WORK TO DO: Collect all lines from the listing that include the string "وعمر".

ENTRIES SUPPLIED:
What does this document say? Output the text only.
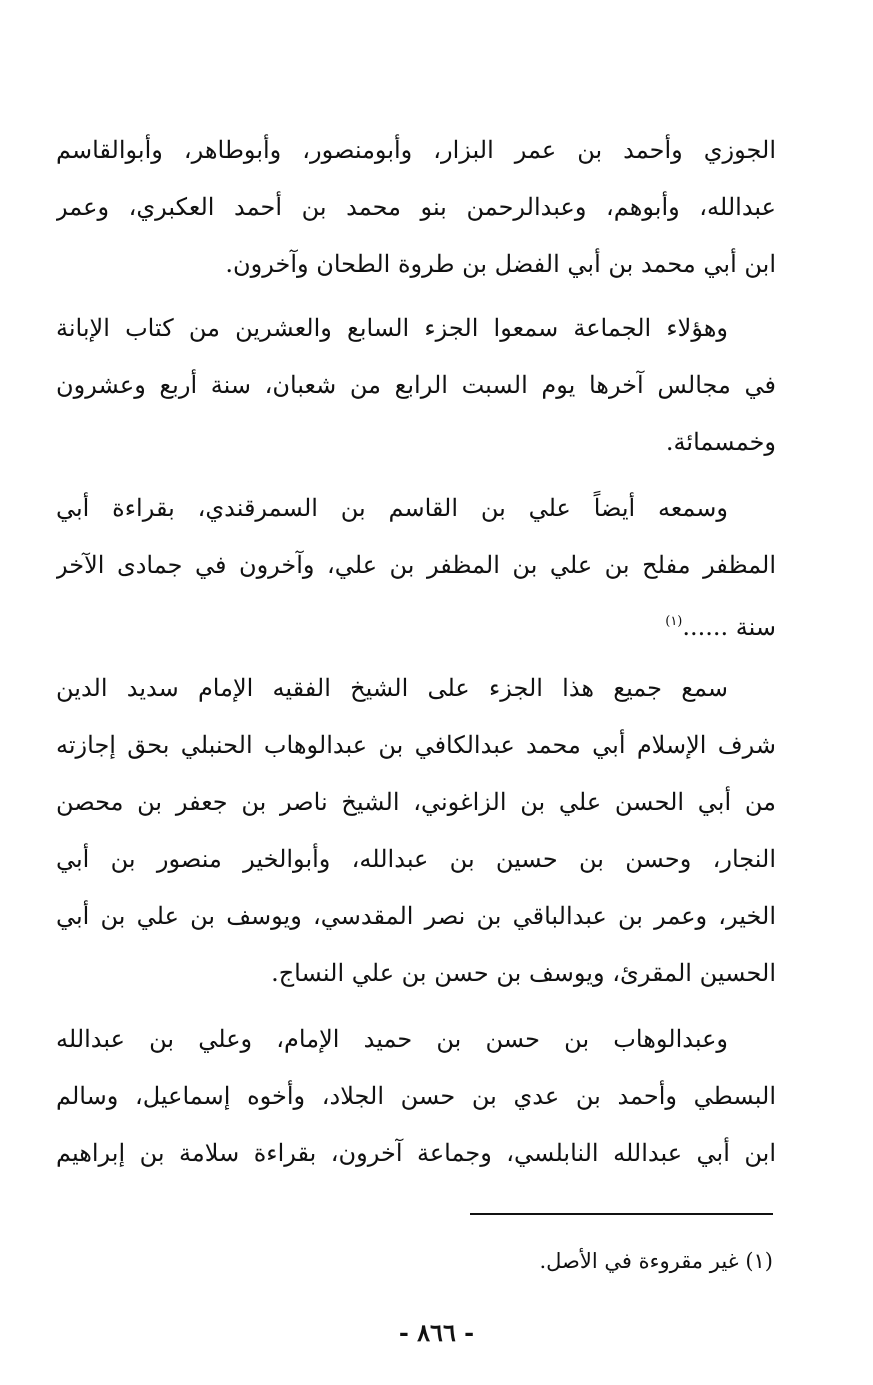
الجوزي وأحمد بن عمر البزار، وأبومنصور، وأبوطاهر، وأبوالقاسم
عبدالله، وأبوهم، وعبدالرحمن بنو محمد بن أحمد العكبري، وعمر
ابن أبي محمد بن أبي الفضل بن طروة الطحان وآخرون.
وهؤلاء الجماعة سمعوا الجزء السابع والعشرين من كتاب الإبانة
في مجالس آخرها يوم السبت الرابع من شعبان، سنة أربع وعشرون
وخمسمائة.
وسمعه أيضاً علي بن القاسم بن السمرقندي، بقراءة أبي
المظفر مفلح بن علي بن المظفر بن علي، وآخرون في جمادى الآخر
سنة ......$^{(١)}$
سمع جميع هذا الجزء على الشيخ الفقيه الإمام سديد الدين
شرف الإسلام أبي محمد عبدالكافي بن عبدالوهاب الحنبلي بحق إجازته
من أبي الحسن علي بن الزاغوني، الشيخ ناصر بن جعفر بن محصن
النجار، وحسن بن حسين بن عبدالله، وأبوالخير منصور بن أبي
الخير، وعمر بن عبدالباقي بن نصر المقدسي، ويوسف بن علي بن أبي
الحسين المقرئ، ويوسف بن حسن بن علي النساج.
وعبدالوهاب بن حسن بن حميد الإمام، وعلي بن عبدالله
البسطي وأحمد بن عدي بن حسن الجلاد، وأخوه إسماعيل، وسالم
ابن أبي عبدالله النابلسي، وجماعة آخرون، بقراءة سلامة بن إبراهيم
(١) غير مقروءة في الأصل.
- ٨٦٦ -
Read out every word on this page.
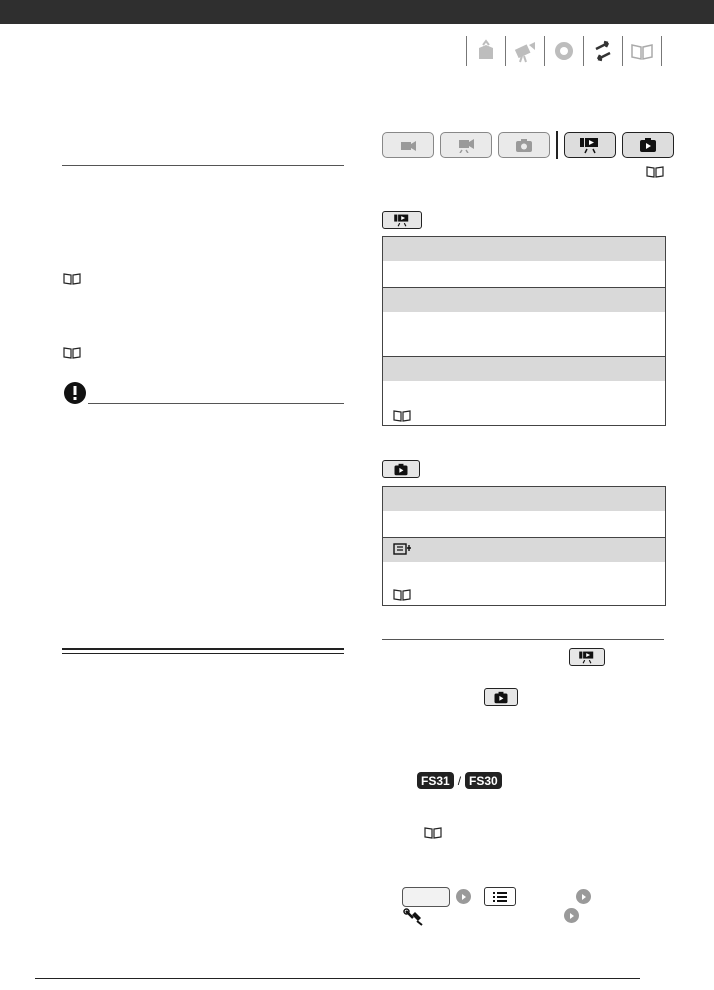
FS31 / FS30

RESPONSE FOR THIS EXERCISE:
عبدالله، وأبوهم، وعبدالرحمن بنو محمد بن أحمد العكبري، وعمر
الخير، وعمر بن عبدالباقي بن نصر المقدسي، ويوسف بن علي بن أبي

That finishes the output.